● CONSIGNE:
Recopiez toutes les entrées en changeant « bbox » en « box », sans toucher au reste. Ne mettez pas les images dans votre réponse.

Données de position des éléments
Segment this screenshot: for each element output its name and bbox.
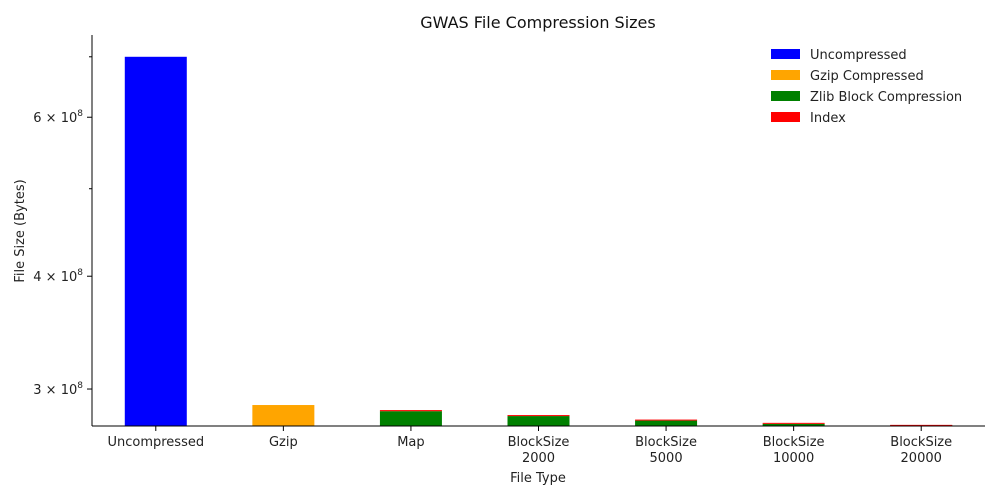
x-tick-label-1: Gzip bbox=[269, 435, 298, 450]
x-tick-label-3: BlockSize 2000 bbox=[508, 435, 570, 466]
legend-swatch-1 bbox=[771, 70, 800, 80]
bar-2-4 bbox=[635, 420, 698, 426]
x-tick-label-0: Uncompressed bbox=[107, 435, 204, 450]
bars-group bbox=[124, 56, 953, 426]
x-axis: Uncompressed Gzip Map BlockSize 2000 BlockSiz… bbox=[107, 426, 952, 466]
bar-2-2 bbox=[379, 411, 442, 426]
y-tick-label-1: 4 × 108 bbox=[33, 268, 83, 285]
bar-3-6 bbox=[890, 424, 953, 426]
bar-2-3 bbox=[507, 416, 570, 426]
x-tick-label-2: Map bbox=[397, 435, 424, 450]
bar-0-0 bbox=[124, 56, 187, 426]
legend-swatch-2 bbox=[771, 91, 800, 101]
y-axis: 3 × 108 4 × 108 6 × 108 bbox=[33, 56, 92, 398]
bar-3-2 bbox=[379, 410, 442, 412]
x-tick-label-6: BlockSize 20000 bbox=[890, 435, 952, 466]
chart-title: GWAS File Compression Sizes bbox=[420, 13, 655, 32]
bar-3-4 bbox=[635, 419, 698, 421]
x-axis-title: File Type bbox=[510, 471, 566, 486]
y-axis-title: File Size (Bytes) bbox=[13, 179, 28, 282]
legend-label-3: Index bbox=[810, 111, 846, 126]
bar-3-5 bbox=[762, 422, 825, 424]
y-tick-label-0: 3 × 108 bbox=[33, 381, 83, 398]
x-tick-label-5: BlockSize 10000 bbox=[763, 435, 825, 466]
bar-3-3 bbox=[507, 415, 570, 417]
legend-swatch-0 bbox=[771, 49, 800, 59]
legend-label-0: Uncompressed bbox=[810, 48, 907, 63]
legend-label-1: Gzip Compressed bbox=[810, 69, 924, 84]
y-tick-label-2: 6 × 108 bbox=[33, 109, 83, 126]
x-tick-label-4: BlockSize 5000 bbox=[635, 435, 697, 466]
legend-swatch-3 bbox=[771, 112, 800, 122]
bar-1-1 bbox=[252, 405, 315, 426]
bar-2-5 bbox=[762, 423, 825, 426]
legend-label-2: Zlib Block Compression bbox=[810, 90, 962, 105]
legend: Uncompressed Gzip Compressed Zlib Block Co… bbox=[771, 48, 962, 126]
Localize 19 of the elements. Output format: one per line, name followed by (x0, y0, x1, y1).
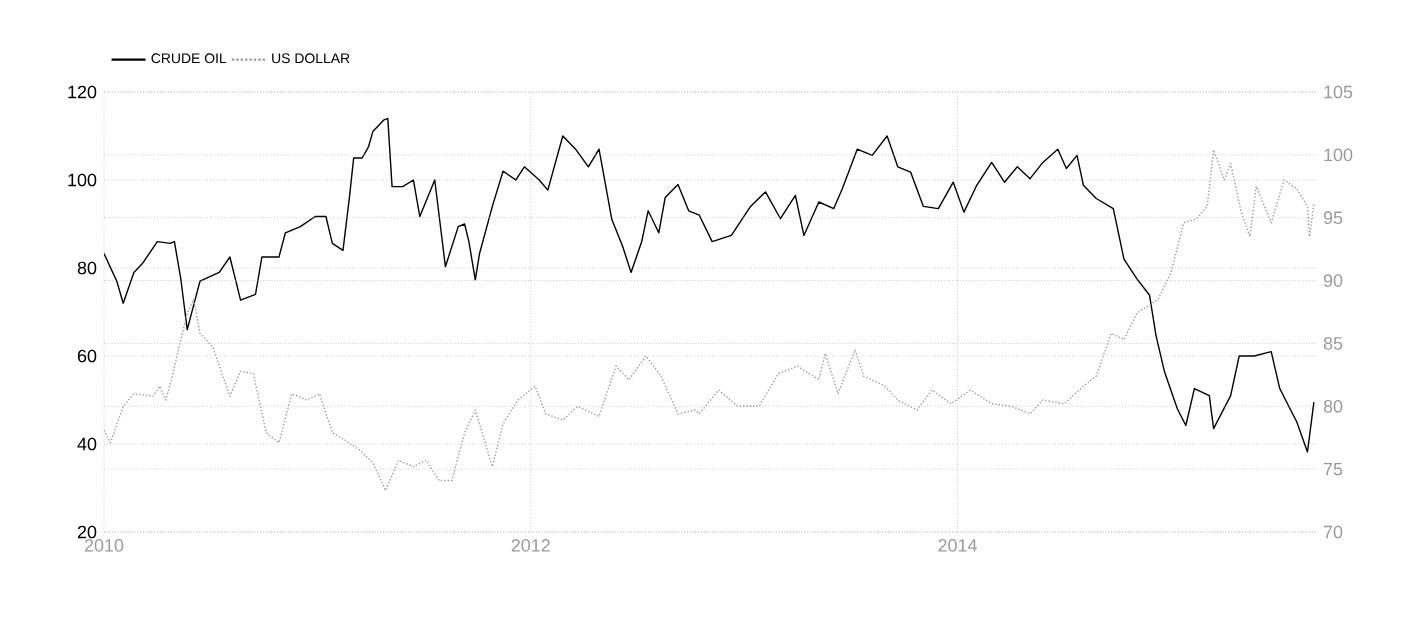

● RÉPONSE:
Segment this screenshot: for each element output its name and box.
x-tick-label-1: Gzip box=[269, 435, 298, 450]
x-tick-label-3: BlockSize 2000 box=[508, 435, 570, 466]
legend-swatch-1 box=[771, 70, 800, 80]
bar-2-4 box=[635, 420, 698, 426]
x-tick-label-0: Uncompressed box=[107, 435, 204, 450]
bars-group box=[124, 56, 953, 426]
x-axis: Uncompressed Gzip Map BlockSize 2000 BlockSiz… box=[107, 426, 952, 466]
bar-2-2 box=[379, 411, 442, 426]
y-tick-label-1: 4 × 108 box=[33, 268, 83, 285]
bar-3-6 box=[890, 424, 953, 426]
bar-2-3 box=[507, 416, 570, 426]
x-tick-label-2: Map box=[397, 435, 424, 450]
bar-0-0 box=[124, 56, 187, 426]
legend-swatch-2 box=[771, 91, 800, 101]
y-axis: 3 × 108 4 × 108 6 × 108 box=[33, 56, 92, 398]
bar-3-2 box=[379, 410, 442, 412]
x-tick-label-6: BlockSize 20000 box=[890, 435, 952, 466]
chart-title: GWAS File Compression Sizes box=[420, 13, 655, 32]
bar-3-4 box=[635, 419, 698, 421]
x-axis-title: File Type box=[510, 471, 566, 486]
y-axis-title: File Size (Bytes) box=[13, 179, 28, 282]
legend-label-3: Index box=[810, 111, 846, 126]
bar-3-5 box=[762, 422, 825, 424]
y-tick-label-0: 3 × 108 box=[33, 381, 83, 398]
x-tick-label-5: BlockSize 10000 box=[763, 435, 825, 466]
bar-3-3 box=[507, 415, 570, 417]
legend-swatch-0 box=[771, 49, 800, 59]
legend-label-0: Uncompressed box=[810, 48, 907, 63]
legend-label-1: Gzip Compressed box=[810, 69, 924, 84]
y-tick-label-2: 6 × 108 box=[33, 109, 83, 126]
x-tick-label-4: BlockSize 5000 box=[635, 435, 697, 466]
legend-swatch-3 box=[771, 112, 800, 122]
bar-1-1 box=[252, 405, 315, 426]
bar-2-5 box=[762, 423, 825, 426]
legend-label-2: Zlib Block Compression box=[810, 90, 962, 105]
legend: Uncompressed Gzip Compressed Zlib Block Co… box=[771, 48, 962, 126]
Localize 19 of the elements. Output format: one per line, name followed by (x0, y0, x1, y1).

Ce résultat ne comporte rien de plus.